(What you will do) The entries below contain pictures. Retype everything except those pictures, exactly as given.

(Figure record listings)
════════

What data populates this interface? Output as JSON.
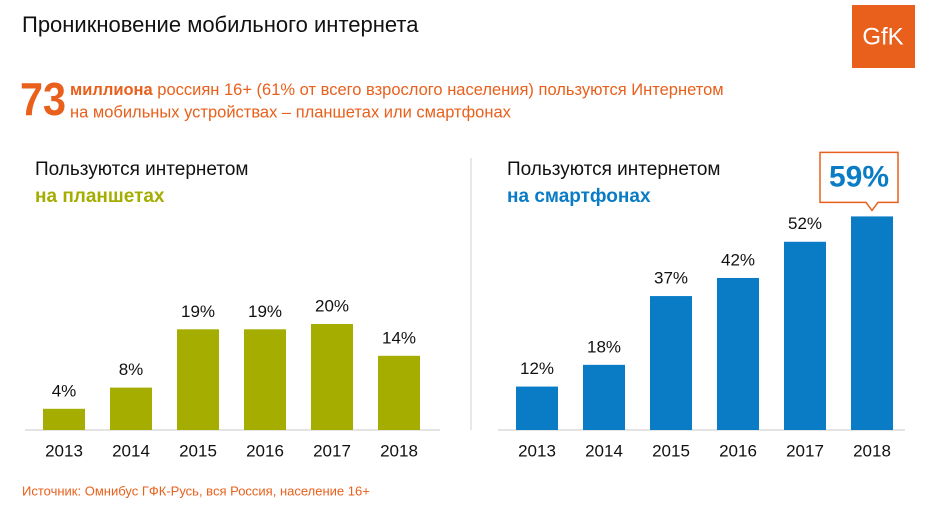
{
  "header": {
    "title": "Проникновение мобильного интернета",
    "logo": "GfK"
  },
  "headline": {
    "number": "73",
    "bold": "миллиона",
    "line1": "россиян 16+ (61% от всего взрослого населения) пользуются Интернетом",
    "line2": "на мобильных устройствах – планшетах или смартфонах"
  },
  "chart_data": [
    {
      "type": "bar",
      "title": "Пользуются интернетом",
      "subtitle": "на планшетах",
      "categories": [
        "2013",
        "2014",
        "2015",
        "2016",
        "2017",
        "2018"
      ],
      "values": [
        4,
        8,
        19,
        19,
        20,
        14
      ],
      "value_labels": [
        "4%",
        "8%",
        "19%",
        "19%",
        "20%",
        "14%"
      ],
      "color": "#a4ad00"
    },
    {
      "type": "bar",
      "title": "Пользуются интернетом",
      "subtitle": "на смартфонах",
      "categories": [
        "2013",
        "2014",
        "2015",
        "2016",
        "2017",
        "2018"
      ],
      "values": [
        12,
        18,
        37,
        42,
        52,
        59
      ],
      "value_labels": [
        "12%",
        "18%",
        "37%",
        "42%",
        "52%",
        "59%"
      ],
      "color": "#0a7cc6",
      "highlight_index": 5
    }
  ],
  "source": "Источник: Омнибус ГФК-Русь, вся Россия, население 16+"
}
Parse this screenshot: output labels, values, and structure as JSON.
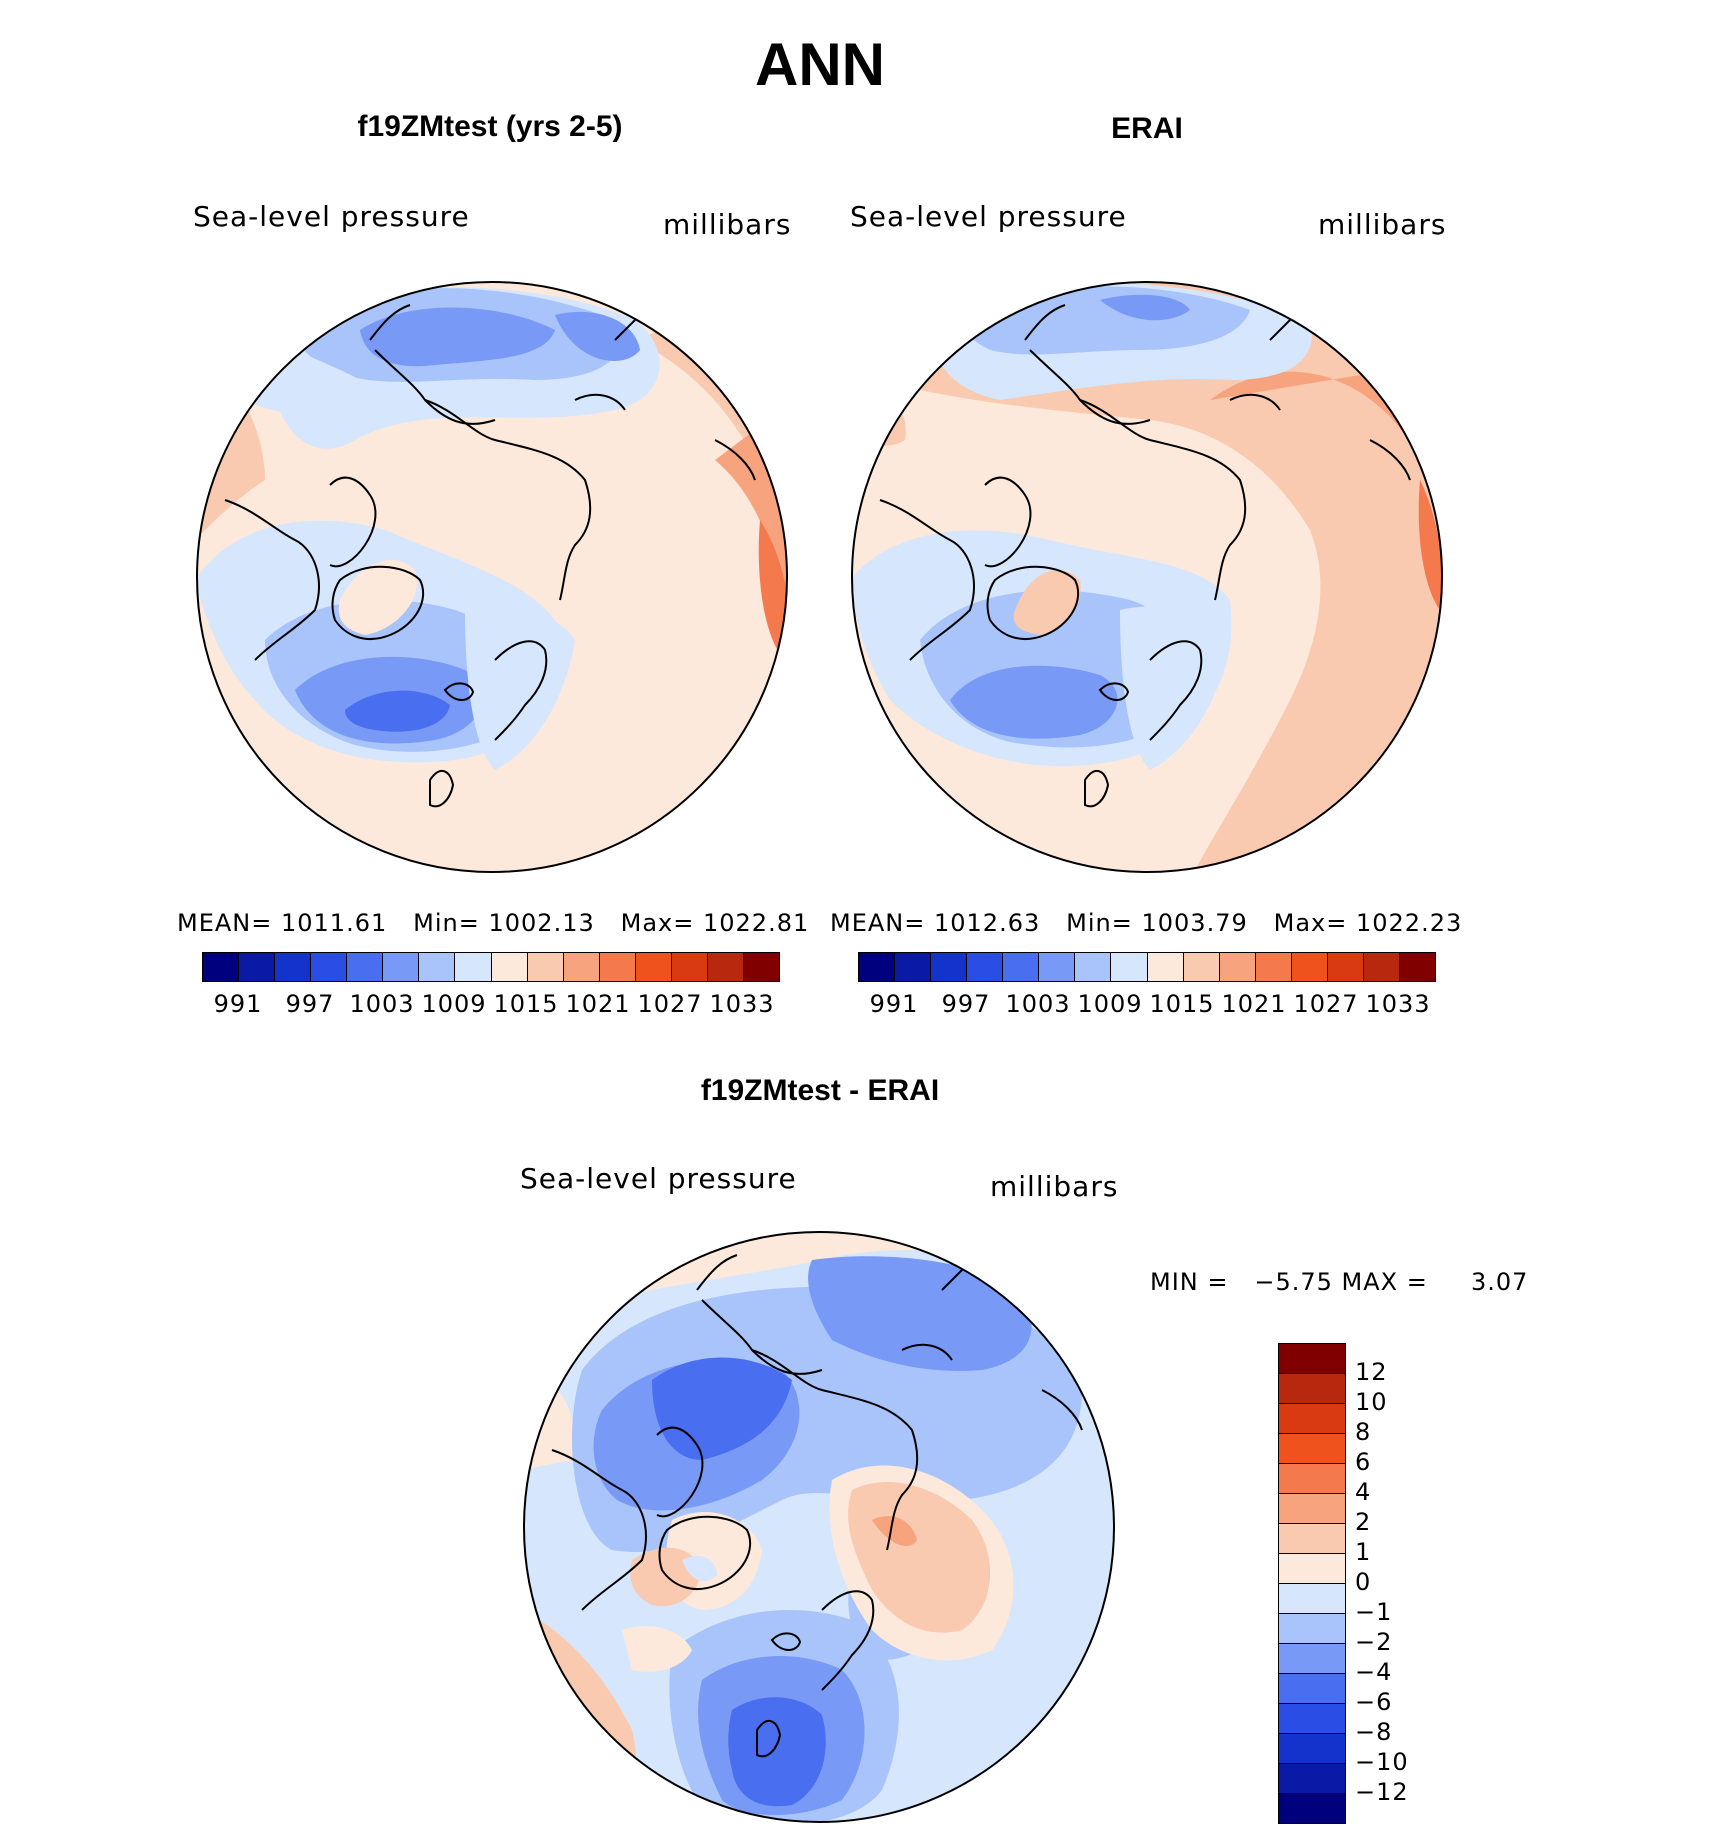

════════

(Task result)
What data populates this interface? Output as JSON.
{
  "header": {
    "title": "Проникновение мобильного интернета",
    "logo": "GfK"
  },
  "headline": {
    "number": "73",
    "bold": "миллиона",
    "line1": "россиян 16+ (61% от всего взрослого населения) пользуются Интернетом",
    "line2": "на мобильных устройствах – планшетах или смартфонах"
  },
  "chart_data": [
    {
      "type": "bar",
      "title": "Пользуются интернетом",
      "subtitle": "на планшетах",
      "categories": [
        "2013",
        "2014",
        "2015",
        "2016",
        "2017",
        "2018"
      ],
      "values": [
        4,
        8,
        19,
        19,
        20,
        14
      ],
      "value_labels": [
        "4%",
        "8%",
        "19%",
        "19%",
        "20%",
        "14%"
      ],
      "color": "#a4ad00"
    },
    {
      "type": "bar",
      "title": "Пользуются интернетом",
      "subtitle": "на смартфонах",
      "categories": [
        "2013",
        "2014",
        "2015",
        "2016",
        "2017",
        "2018"
      ],
      "values": [
        12,
        18,
        37,
        42,
        52,
        59
      ],
      "value_labels": [
        "12%",
        "18%",
        "37%",
        "42%",
        "52%",
        "59%"
      ],
      "color": "#0a7cc6",
      "highlight_index": 5
    }
  ],
  "source": "Источник: Омнибус ГФК-Русь, вся Россия, население 16+"
}
Parse this screenshot: output labels, values, and structure as JSON.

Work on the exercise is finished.